DATASET EXTRACT:
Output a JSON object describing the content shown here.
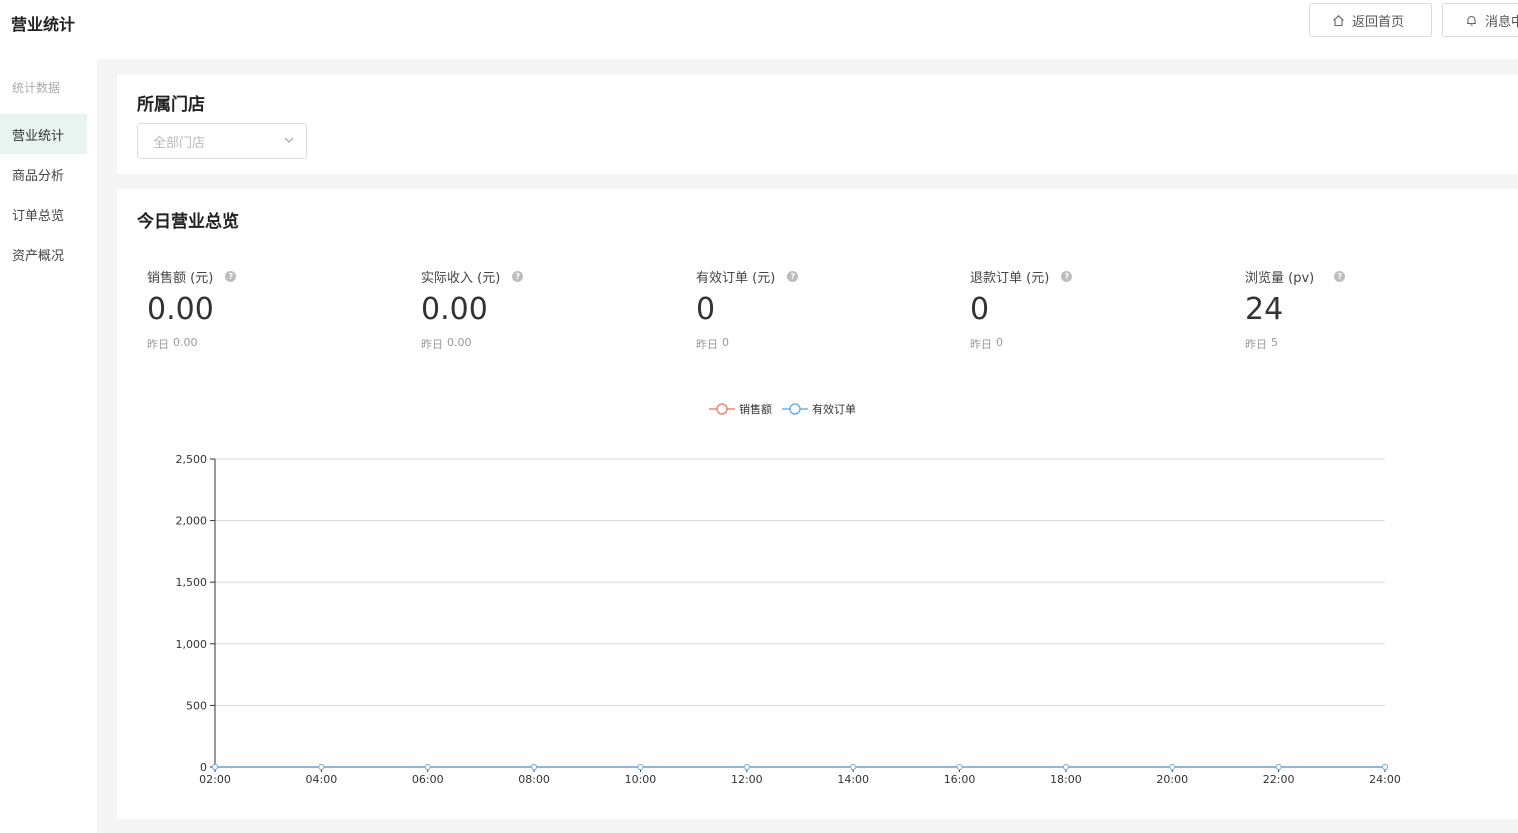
{
  "header": {
    "title": "营业统计",
    "home_label": "返回首页",
    "message_label": "消息中"
  },
  "sidebar": {
    "group_label": "统计数据",
    "items": [
      {
        "label": "营业统计",
        "active": true
      },
      {
        "label": "商品分析",
        "active": false
      },
      {
        "label": "订单总览",
        "active": false
      },
      {
        "label": "资产概况",
        "active": false
      }
    ]
  },
  "store_card": {
    "title": "所属门店",
    "select_placeholder": "全部门店"
  },
  "overview": {
    "title": "今日营业总览",
    "stats": [
      {
        "label": "销售额 (元)",
        "value": "0.00",
        "yesterday_label": "昨日",
        "yesterday_value": "0.00"
      },
      {
        "label": "实际收入 (元)",
        "value": "0.00",
        "yesterday_label": "昨日",
        "yesterday_value": "0.00"
      },
      {
        "label": "有效订单 (元)",
        "value": "0",
        "yesterday_label": "昨日",
        "yesterday_value": "0"
      },
      {
        "label": "退款订单 (元)",
        "value": "0",
        "yesterday_label": "昨日",
        "yesterday_value": "0"
      },
      {
        "label": "浏览量 (pv)",
        "value": "24",
        "yesterday_label": "昨日",
        "yesterday_value": "5"
      }
    ]
  },
  "colors": {
    "sales": "#ee8a6e",
    "orders": "#6fb2ea",
    "active_bg": "#e8f4f0"
  },
  "chart_data": {
    "type": "line",
    "x": [
      "02:00",
      "04:00",
      "06:00",
      "08:00",
      "10:00",
      "12:00",
      "14:00",
      "16:00",
      "18:00",
      "20:00",
      "22:00",
      "24:00"
    ],
    "series": [
      {
        "name": "销售额",
        "values": [
          0,
          0,
          0,
          0,
          0,
          0,
          0,
          0,
          0,
          0,
          0,
          0
        ]
      },
      {
        "name": "有效订单",
        "values": [
          0,
          0,
          0,
          0,
          0,
          0,
          0,
          0,
          0,
          0,
          0,
          0
        ]
      }
    ],
    "yticks": [
      "0",
      "500",
      "1,000",
      "1,500",
      "2,000",
      "2,500"
    ],
    "ylim": [
      0,
      2500
    ],
    "grid": true,
    "legend": "top-center"
  }
}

PROBLEM REQUIREMENTS: Leave out the pictures and return every record word for word.

FINAL RESULT:
Output a JSON object describing the content shown here.
{
  "header": {
    "title": "营业统计",
    "home_label": "返回首页",
    "message_label": "消息中"
  },
  "sidebar": {
    "group_label": "统计数据",
    "items": [
      {
        "label": "营业统计",
        "active": true
      },
      {
        "label": "商品分析",
        "active": false
      },
      {
        "label": "订单总览",
        "active": false
      },
      {
        "label": "资产概况",
        "active": false
      }
    ]
  },
  "store_card": {
    "title": "所属门店",
    "select_placeholder": "全部门店"
  },
  "overview": {
    "title": "今日营业总览",
    "stats": [
      {
        "label": "销售额 (元)",
        "value": "0.00",
        "yesterday_label": "昨日",
        "yesterday_value": "0.00"
      },
      {
        "label": "实际收入 (元)",
        "value": "0.00",
        "yesterday_label": "昨日",
        "yesterday_value": "0.00"
      },
      {
        "label": "有效订单 (元)",
        "value": "0",
        "yesterday_label": "昨日",
        "yesterday_value": "0"
      },
      {
        "label": "退款订单 (元)",
        "value": "0",
        "yesterday_label": "昨日",
        "yesterday_value": "0"
      },
      {
        "label": "浏览量 (pv)",
        "value": "24",
        "yesterday_label": "昨日",
        "yesterday_value": "5"
      }
    ]
  },
  "colors": {
    "sales": "#ee8a6e",
    "orders": "#6fb2ea",
    "active_bg": "#e8f4f0"
  },
  "chart_data": {
    "type": "line",
    "x": [
      "02:00",
      "04:00",
      "06:00",
      "08:00",
      "10:00",
      "12:00",
      "14:00",
      "16:00",
      "18:00",
      "20:00",
      "22:00",
      "24:00"
    ],
    "series": [
      {
        "name": "销售额",
        "values": [
          0,
          0,
          0,
          0,
          0,
          0,
          0,
          0,
          0,
          0,
          0,
          0
        ]
      },
      {
        "name": "有效订单",
        "values": [
          0,
          0,
          0,
          0,
          0,
          0,
          0,
          0,
          0,
          0,
          0,
          0
        ]
      }
    ],
    "yticks": [
      "0",
      "500",
      "1,000",
      "1,500",
      "2,000",
      "2,500"
    ],
    "ylim": [
      0,
      2500
    ],
    "grid": true,
    "legend": "top-center"
  }
}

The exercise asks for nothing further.